[start DATASET RECORDS]

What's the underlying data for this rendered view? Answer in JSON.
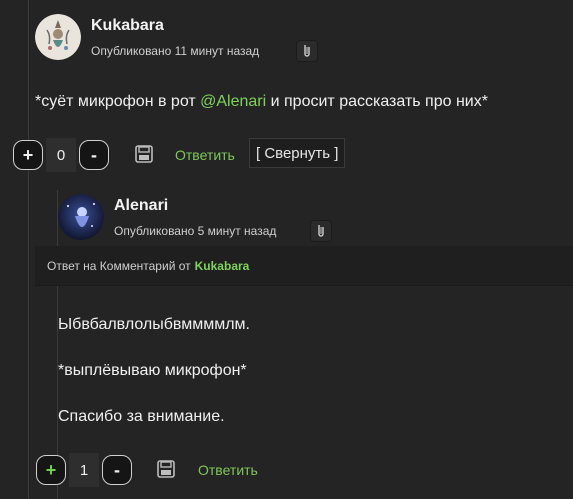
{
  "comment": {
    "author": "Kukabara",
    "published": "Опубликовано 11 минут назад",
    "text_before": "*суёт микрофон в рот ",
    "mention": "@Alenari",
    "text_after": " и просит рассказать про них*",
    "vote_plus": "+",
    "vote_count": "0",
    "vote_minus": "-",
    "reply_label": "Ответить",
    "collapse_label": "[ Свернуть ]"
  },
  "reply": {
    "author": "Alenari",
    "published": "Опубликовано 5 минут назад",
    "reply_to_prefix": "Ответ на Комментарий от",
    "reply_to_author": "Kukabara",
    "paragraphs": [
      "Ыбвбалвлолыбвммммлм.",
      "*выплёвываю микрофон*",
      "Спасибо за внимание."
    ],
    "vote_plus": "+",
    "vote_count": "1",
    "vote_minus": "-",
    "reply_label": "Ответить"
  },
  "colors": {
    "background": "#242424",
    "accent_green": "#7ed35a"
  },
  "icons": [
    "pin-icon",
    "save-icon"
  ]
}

[end DATASET RECORDS]
[start DATASET RECORDS]

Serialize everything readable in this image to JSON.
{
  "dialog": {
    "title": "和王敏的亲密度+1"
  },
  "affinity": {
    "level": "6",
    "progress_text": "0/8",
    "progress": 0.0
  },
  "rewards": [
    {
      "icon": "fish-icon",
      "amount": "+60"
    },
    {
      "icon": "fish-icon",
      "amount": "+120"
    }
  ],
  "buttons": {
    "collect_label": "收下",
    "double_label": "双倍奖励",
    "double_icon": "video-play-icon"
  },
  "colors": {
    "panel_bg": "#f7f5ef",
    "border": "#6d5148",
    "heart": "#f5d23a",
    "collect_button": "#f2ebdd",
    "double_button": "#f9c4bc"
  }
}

[end DATASET RECORDS]

* [TASK TO CARRY OUT]: Count the lines that hold the string "назад" and state that number alone.

* [RIGHT ANSWER]: 2